Extracted records:
┌────────

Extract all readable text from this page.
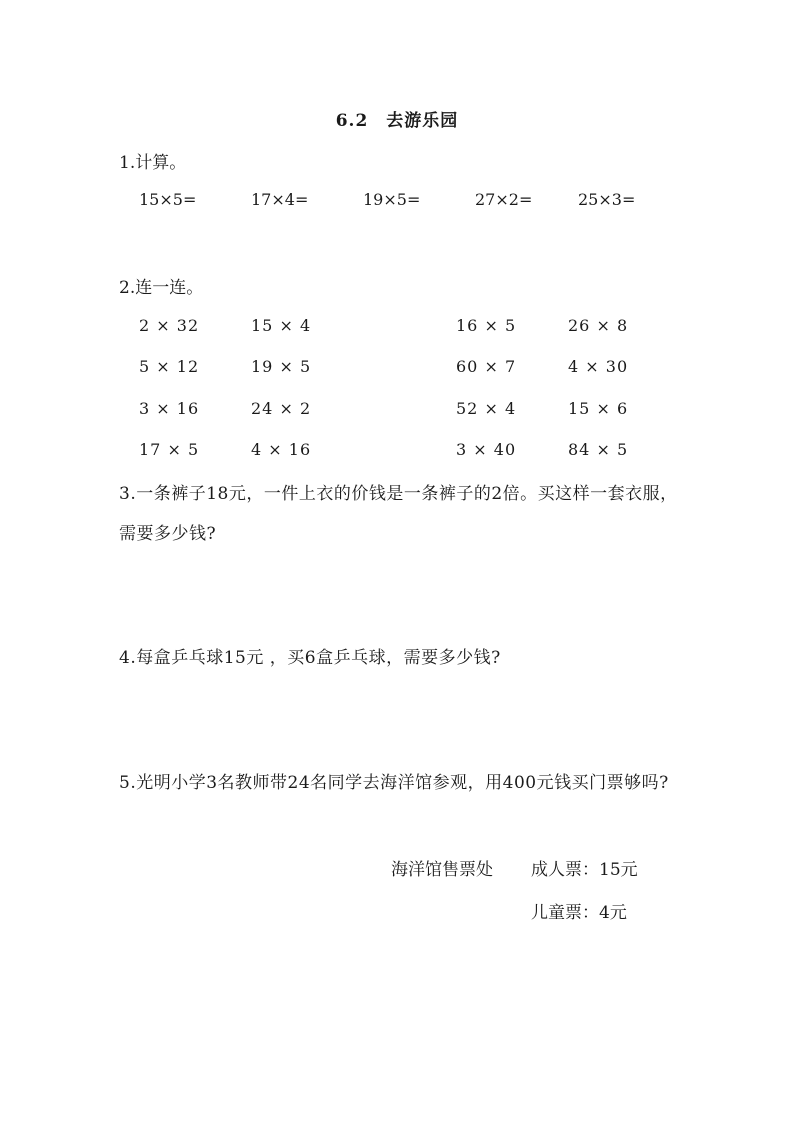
6.2　去游乐园
1.计算。
15×5=	17×4=	19×5=	27×2=	25×3=
2.连一连。
2 × 32	15 × 4	16 × 5	26 × 8
5 × 12	19 × 5	60 × 7	4 × 30
3 × 16	24 × 2	52 × 4	15 × 6
17 × 5	4 × 16	3 × 40	84 × 5
3.一条裤子18元，一件上衣的价钱是一条裤子的2倍。买这样一套衣服，需要多少钱?
4.每盒乒乓球15元 ，买6盒乒乓球，需要多少钱?
5.光明小学3名教师带24名同学去海洋馆参观，用400元钱买门票够吗?
海洋馆售票处 成人票：15元
儿童票：4元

└────────

» **What this task involves**
Quote all of the entries word for word, omitting any pictures.

» **Solution below**
Extract all readable text from this page.
6.2　去游乐园
1.计算。
15×5=	17×4=	19×5=	27×2=	25×3=
2.连一连。
2 × 32	15 × 4	16 × 5	26 × 8
5 × 12	19 × 5	60 × 7	4 × 30
3 × 16	24 × 2	52 × 4	15 × 6
17 × 5	4 × 16	3 × 40	84 × 5
3.一条裤子18元，一件上衣的价钱是一条裤子的2倍。买这样一套衣服，需要多少钱?
4.每盒乒乓球15元 ，买6盒乒乓球，需要多少钱?
5.光明小学3名教师带24名同学去海洋馆参观，用400元钱买门票够吗?
海洋馆售票处 成人票：15元
儿童票：4元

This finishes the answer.